## Begin DATASET ENTRIES

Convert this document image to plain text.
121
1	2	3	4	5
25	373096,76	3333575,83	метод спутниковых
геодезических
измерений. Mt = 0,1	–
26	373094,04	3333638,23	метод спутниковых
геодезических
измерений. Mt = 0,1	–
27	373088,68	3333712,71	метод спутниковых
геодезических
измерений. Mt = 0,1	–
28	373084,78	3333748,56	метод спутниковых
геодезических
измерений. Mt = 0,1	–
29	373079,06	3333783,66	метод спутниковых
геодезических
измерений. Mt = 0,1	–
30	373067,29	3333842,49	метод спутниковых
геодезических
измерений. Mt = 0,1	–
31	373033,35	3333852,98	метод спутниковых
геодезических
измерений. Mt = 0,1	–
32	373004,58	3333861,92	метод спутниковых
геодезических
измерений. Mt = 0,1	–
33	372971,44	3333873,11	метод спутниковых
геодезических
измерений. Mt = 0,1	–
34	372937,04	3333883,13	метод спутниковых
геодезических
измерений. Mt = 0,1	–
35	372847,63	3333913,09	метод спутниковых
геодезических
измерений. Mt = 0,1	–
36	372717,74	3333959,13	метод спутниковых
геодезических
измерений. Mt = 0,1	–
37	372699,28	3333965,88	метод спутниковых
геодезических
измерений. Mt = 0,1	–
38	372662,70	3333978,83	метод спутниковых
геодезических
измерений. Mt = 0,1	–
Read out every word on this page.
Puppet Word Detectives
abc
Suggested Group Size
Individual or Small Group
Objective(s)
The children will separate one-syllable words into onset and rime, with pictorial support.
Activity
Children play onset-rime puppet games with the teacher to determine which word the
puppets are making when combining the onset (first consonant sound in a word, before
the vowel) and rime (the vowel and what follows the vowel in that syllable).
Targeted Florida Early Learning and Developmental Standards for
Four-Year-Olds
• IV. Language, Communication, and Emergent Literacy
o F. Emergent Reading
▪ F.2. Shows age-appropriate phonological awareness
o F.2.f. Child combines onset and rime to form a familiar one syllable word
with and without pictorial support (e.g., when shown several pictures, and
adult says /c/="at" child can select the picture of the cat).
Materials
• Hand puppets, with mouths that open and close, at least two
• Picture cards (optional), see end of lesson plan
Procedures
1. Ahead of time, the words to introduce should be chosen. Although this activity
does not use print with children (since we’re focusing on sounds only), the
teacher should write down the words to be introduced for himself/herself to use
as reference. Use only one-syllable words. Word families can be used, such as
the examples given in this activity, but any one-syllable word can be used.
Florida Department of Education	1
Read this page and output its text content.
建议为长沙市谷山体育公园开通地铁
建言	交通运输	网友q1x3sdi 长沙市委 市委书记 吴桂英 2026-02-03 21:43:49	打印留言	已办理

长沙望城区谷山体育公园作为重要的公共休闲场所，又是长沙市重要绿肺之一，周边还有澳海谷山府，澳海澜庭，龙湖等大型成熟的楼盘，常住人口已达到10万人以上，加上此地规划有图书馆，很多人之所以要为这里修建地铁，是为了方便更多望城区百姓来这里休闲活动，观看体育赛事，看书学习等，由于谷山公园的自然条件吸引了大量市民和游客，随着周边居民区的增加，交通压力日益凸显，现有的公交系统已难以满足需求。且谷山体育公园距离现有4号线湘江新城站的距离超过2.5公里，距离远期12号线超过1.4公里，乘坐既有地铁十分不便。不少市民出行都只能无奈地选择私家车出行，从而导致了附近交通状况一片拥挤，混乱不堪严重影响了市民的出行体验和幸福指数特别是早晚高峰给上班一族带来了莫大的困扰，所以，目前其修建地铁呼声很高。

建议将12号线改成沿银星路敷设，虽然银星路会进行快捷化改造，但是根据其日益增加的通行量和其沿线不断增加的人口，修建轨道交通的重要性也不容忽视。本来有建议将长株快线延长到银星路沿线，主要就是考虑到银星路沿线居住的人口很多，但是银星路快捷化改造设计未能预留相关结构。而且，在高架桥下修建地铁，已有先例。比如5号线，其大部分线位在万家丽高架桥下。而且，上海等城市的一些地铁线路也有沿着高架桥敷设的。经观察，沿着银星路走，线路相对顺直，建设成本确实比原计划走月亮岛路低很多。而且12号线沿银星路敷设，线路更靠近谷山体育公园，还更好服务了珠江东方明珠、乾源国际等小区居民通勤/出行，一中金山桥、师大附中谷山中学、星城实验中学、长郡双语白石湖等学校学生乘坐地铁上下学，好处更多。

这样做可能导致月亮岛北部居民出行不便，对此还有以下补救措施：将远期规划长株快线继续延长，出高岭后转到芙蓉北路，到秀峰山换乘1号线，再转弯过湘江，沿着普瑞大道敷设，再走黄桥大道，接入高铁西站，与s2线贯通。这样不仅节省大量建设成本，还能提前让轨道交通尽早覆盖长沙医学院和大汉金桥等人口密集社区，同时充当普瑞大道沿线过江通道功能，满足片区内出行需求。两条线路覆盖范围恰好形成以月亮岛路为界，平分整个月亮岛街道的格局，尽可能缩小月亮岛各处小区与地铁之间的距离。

## End DATASET ENTRIES

◆ WHAT IS REQUIRED
Repeat only the stretch of lines that opens with the line containing "Read this page and output its text content." and closes with the final line of the entries, both included, exactly as written.

◆ WORKED SOLUTION
Read this page and output its text content.
建议为长沙市谷山体育公园开通地铁
建言	交通运输	网友q1x3sdi 长沙市委 市委书记 吴桂英 2026-02-03 21:43:49	打印留言	已办理

长沙望城区谷山体育公园作为重要的公共休闲场所，又是长沙市重要绿肺之一，周边还有澳海谷山府，澳海澜庭，龙湖等大型成熟的楼盘，常住人口已达到10万人以上，加上此地规划有图书馆，很多人之所以要为这里修建地铁，是为了方便更多望城区百姓来这里休闲活动，观看体育赛事，看书学习等，由于谷山公园的自然条件吸引了大量市民和游客，随着周边居民区的增加，交通压力日益凸显，现有的公交系统已难以满足需求。且谷山体育公园距离现有4号线湘江新城站的距离超过2.5公里，距离远期12号线超过1.4公里，乘坐既有地铁十分不便。不少市民出行都只能无奈地选择私家车出行，从而导致了附近交通状况一片拥挤，混乱不堪严重影响了市民的出行体验和幸福指数特别是早晚高峰给上班一族带来了莫大的困扰，所以，目前其修建地铁呼声很高。

建议将12号线改成沿银星路敷设，虽然银星路会进行快捷化改造，但是根据其日益增加的通行量和其沿线不断增加的人口，修建轨道交通的重要性也不容忽视。本来有建议将长株快线延长到银星路沿线，主要就是考虑到银星路沿线居住的人口很多，但是银星路快捷化改造设计未能预留相关结构。而且，在高架桥下修建地铁，已有先例。比如5号线，其大部分线位在万家丽高架桥下。而且，上海等城市的一些地铁线路也有沿着高架桥敷设的。经观察，沿着银星路走，线路相对顺直，建设成本确实比原计划走月亮岛路低很多。而且12号线沿银星路敷设，线路更靠近谷山体育公园，还更好服务了珠江东方明珠、乾源国际等小区居民通勤/出行，一中金山桥、师大附中谷山中学、星城实验中学、长郡双语白石湖等学校学生乘坐地铁上下学，好处更多。

这样做可能导致月亮岛北部居民出行不便，对此还有以下补救措施：将远期规划长株快线继续延长，出高岭后转到芙蓉北路，到秀峰山换乘1号线，再转弯过湘江，沿着普瑞大道敷设，再走黄桥大道，接入高铁西站，与s2线贯通。这样不仅节省大量建设成本，还能提前让轨道交通尽早覆盖长沙医学院和大汉金桥等人口密集社区，同时充当普瑞大道沿线过江通道功能，满足片区内出行需求。两条线路覆盖范围恰好形成以月亮岛路为界，平分整个月亮岛街道的格局，尽可能缩小月亮岛各处小区与地铁之间的距离。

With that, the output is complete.